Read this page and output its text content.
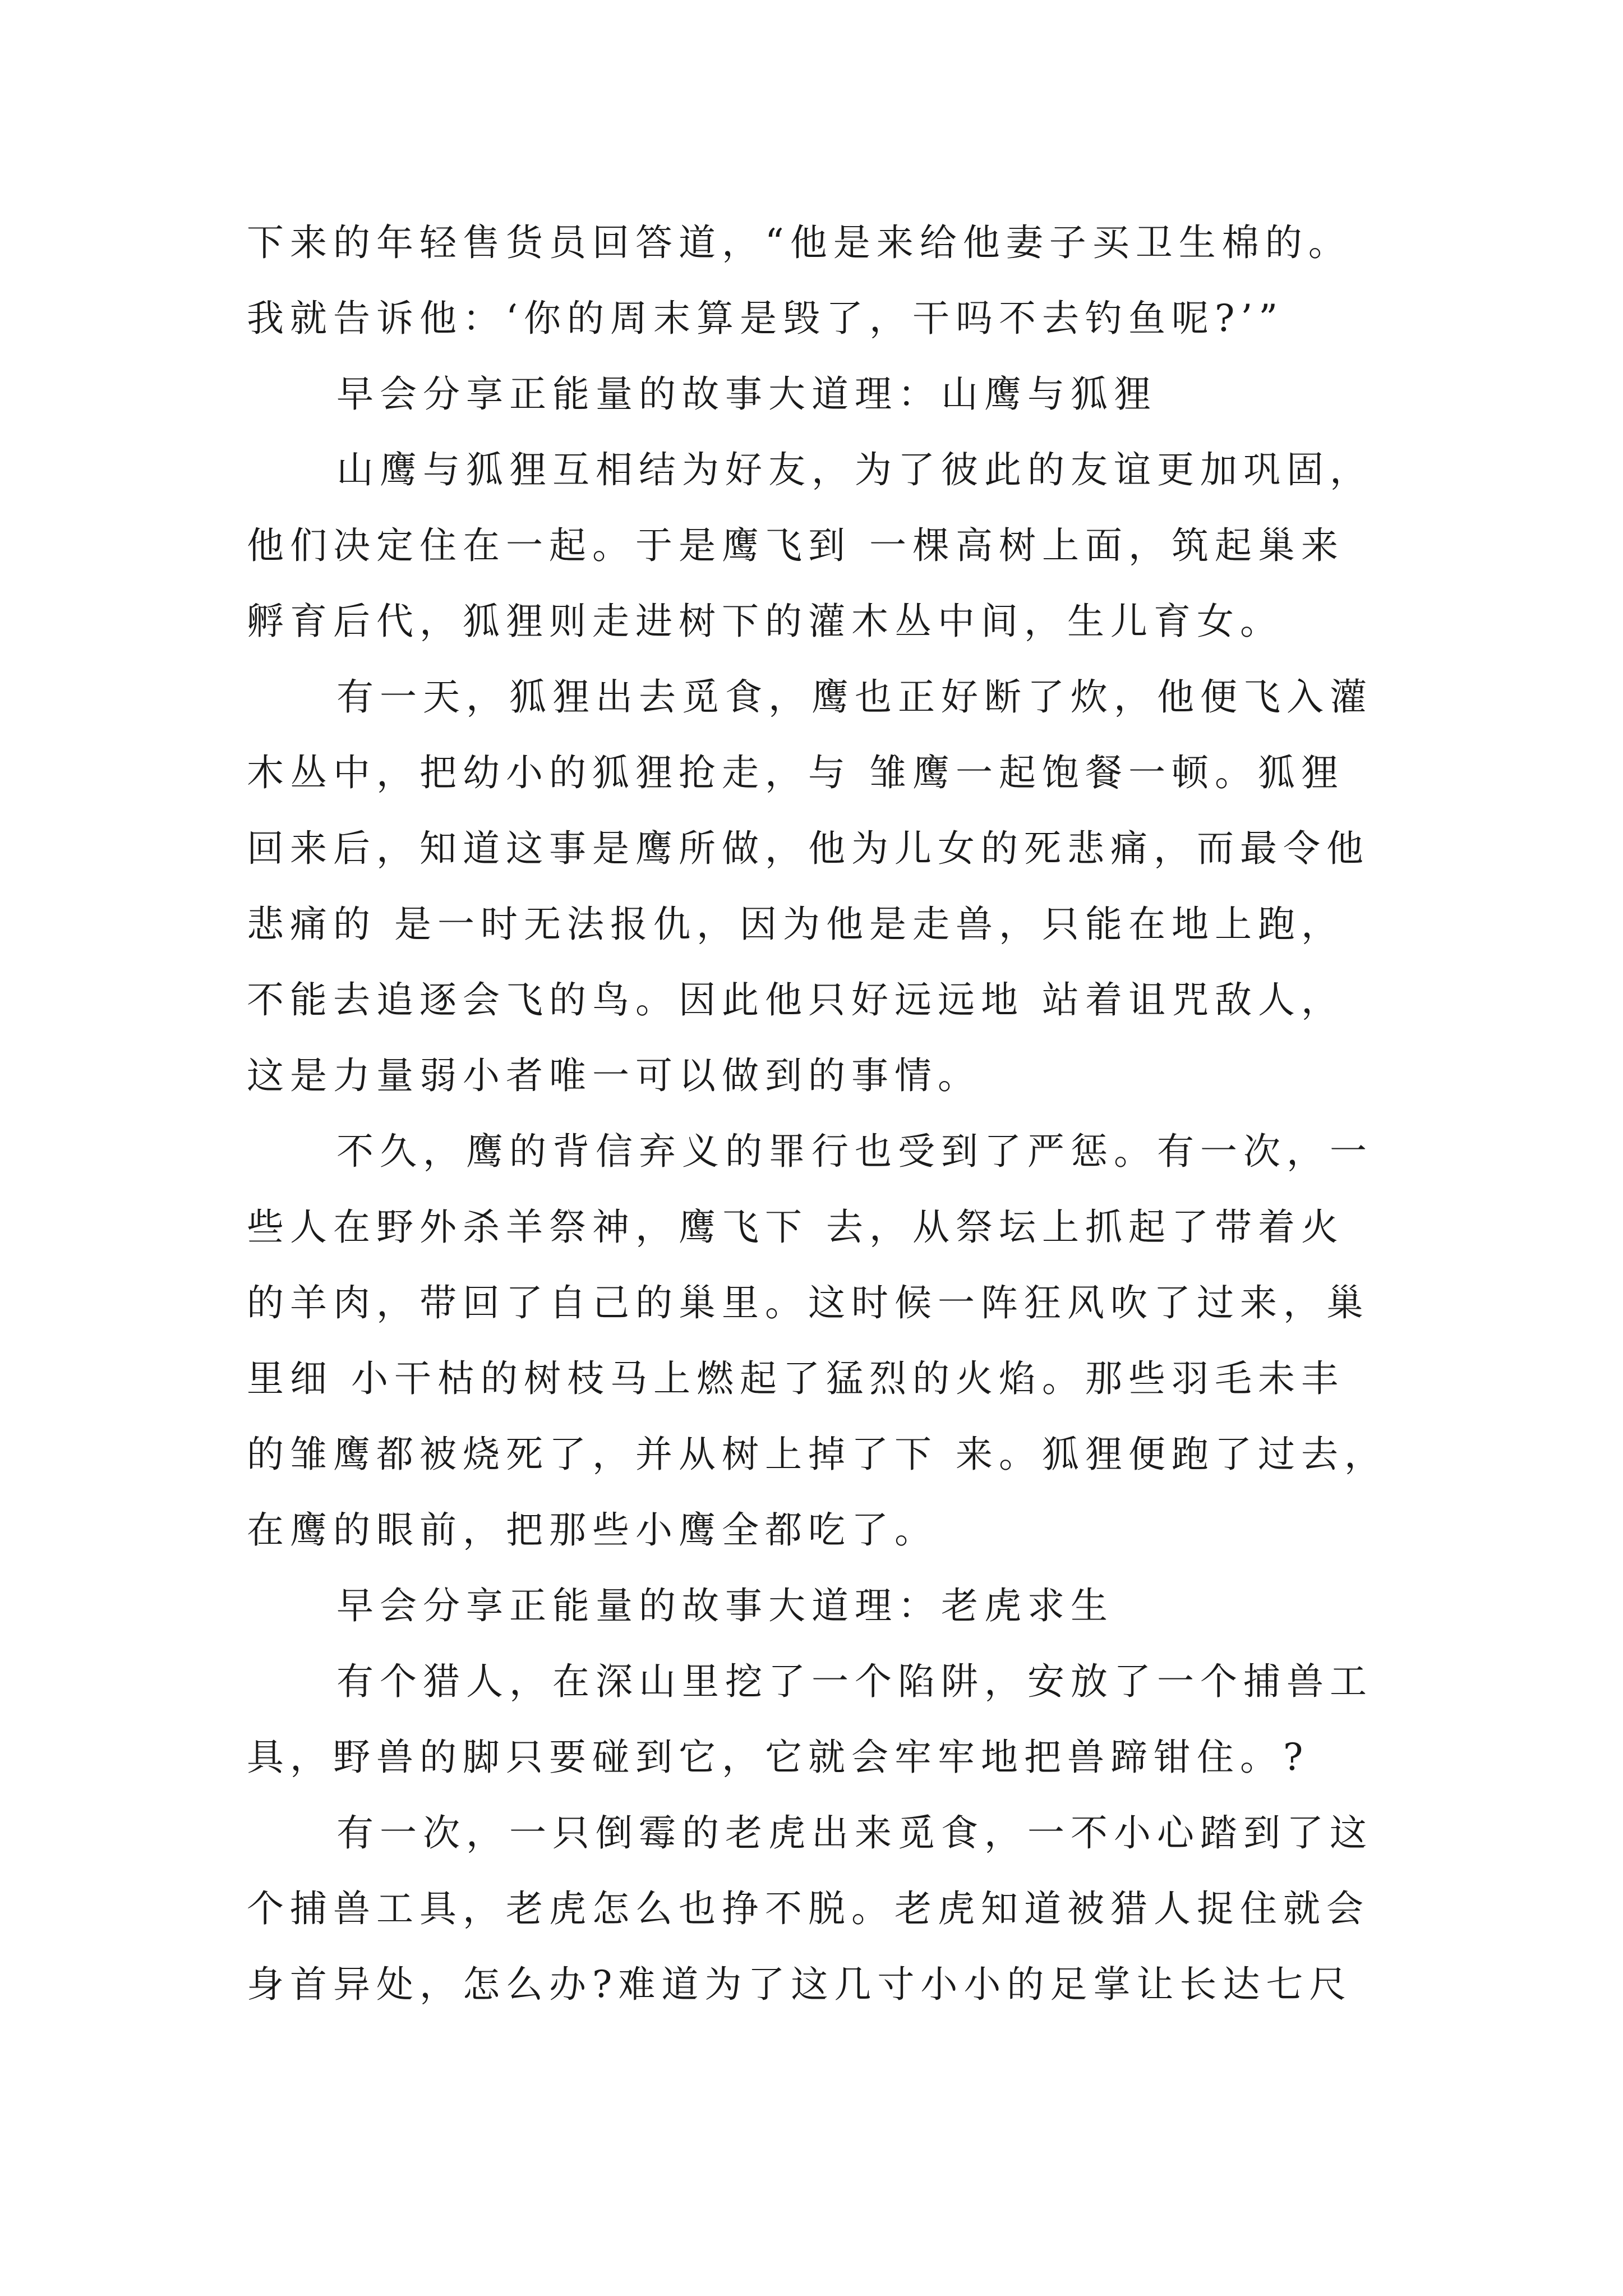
下来的年轻售货员回答道，“他是来给他妻子买卫生棉的。
我就告诉他：‘你的周末算是毁了，干吗不去钓鱼呢?’”
早会分享正能量的故事大道理：山鹰与狐狸
山鹰与狐狸互相结为好友，为了彼此的友谊更加巩固，
他们决定住在一起。于是鹰飞到 一棵高树上面，筑起巢来
孵育后代，狐狸则走进树下的灌木丛中间，生儿育女。
有一天，狐狸出去觅食，鹰也正好断了炊，他便飞入灌
木丛中，把幼小的狐狸抢走，与 雏鹰一起饱餐一顿。狐狸
回来后，知道这事是鹰所做，他为儿女的死悲痛，而最令他
悲痛的 是一时无法报仇，因为他是走兽，只能在地上跑，
不能去追逐会飞的鸟。因此他只好远远地 站着诅咒敌人，
这是力量弱小者唯一可以做到的事情。
不久，鹰的背信弃义的罪行也受到了严惩。有一次，一
些人在野外杀羊祭神，鹰飞下 去，从祭坛上抓起了带着火
的羊肉，带回了自己的巢里。这时候一阵狂风吹了过来，巢
里细 小干枯的树枝马上燃起了猛烈的火焰。那些羽毛未丰
的雏鹰都被烧死了，并从树上掉了下 来。狐狸便跑了过去，
在鹰的眼前，把那些小鹰全都吃了。
早会分享正能量的故事大道理：老虎求生
有个猎人，在深山里挖了一个陷阱，安放了一个捕兽工
具，野兽的脚只要碰到它，它就会牢牢地把兽蹄钳住。?
有一次，一只倒霉的老虎出来觅食，一不小心踏到了这
个捕兽工具，老虎怎么也挣不脱。老虎知道被猎人捉住就会
身首异处，怎么办?难道为了这几寸小小的足掌让长达七尺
==*==
Work instructions: Print each line of the material above exactly, with the pictures removed from your copy.

Expected output:
Read this page and output its text content.
下来的年轻售货员回答道，“他是来给他妻子买卫生棉的。
我就告诉他：‘你的周末算是毁了，干吗不去钓鱼呢?’”
早会分享正能量的故事大道理：山鹰与狐狸
山鹰与狐狸互相结为好友，为了彼此的友谊更加巩固，
他们决定住在一起。于是鹰飞到 一棵高树上面，筑起巢来
孵育后代，狐狸则走进树下的灌木丛中间，生儿育女。
有一天，狐狸出去觅食，鹰也正好断了炊，他便飞入灌
木丛中，把幼小的狐狸抢走，与 雏鹰一起饱餐一顿。狐狸
回来后，知道这事是鹰所做，他为儿女的死悲痛，而最令他
悲痛的 是一时无法报仇，因为他是走兽，只能在地上跑，
不能去追逐会飞的鸟。因此他只好远远地 站着诅咒敌人，
这是力量弱小者唯一可以做到的事情。
不久，鹰的背信弃义的罪行也受到了严惩。有一次，一
些人在野外杀羊祭神，鹰飞下 去，从祭坛上抓起了带着火
的羊肉，带回了自己的巢里。这时候一阵狂风吹了过来，巢
里细 小干枯的树枝马上燃起了猛烈的火焰。那些羽毛未丰
的雏鹰都被烧死了，并从树上掉了下 来。狐狸便跑了过去，
在鹰的眼前，把那些小鹰全都吃了。
早会分享正能量的故事大道理：老虎求生
有个猎人，在深山里挖了一个陷阱，安放了一个捕兽工
具，野兽的脚只要碰到它，它就会牢牢地把兽蹄钳住。?
有一次，一只倒霉的老虎出来觅食，一不小心踏到了这
个捕兽工具，老虎怎么也挣不脱。老虎知道被猎人捉住就会
身首异处，怎么办?难道为了这几寸小小的足掌让长达七尺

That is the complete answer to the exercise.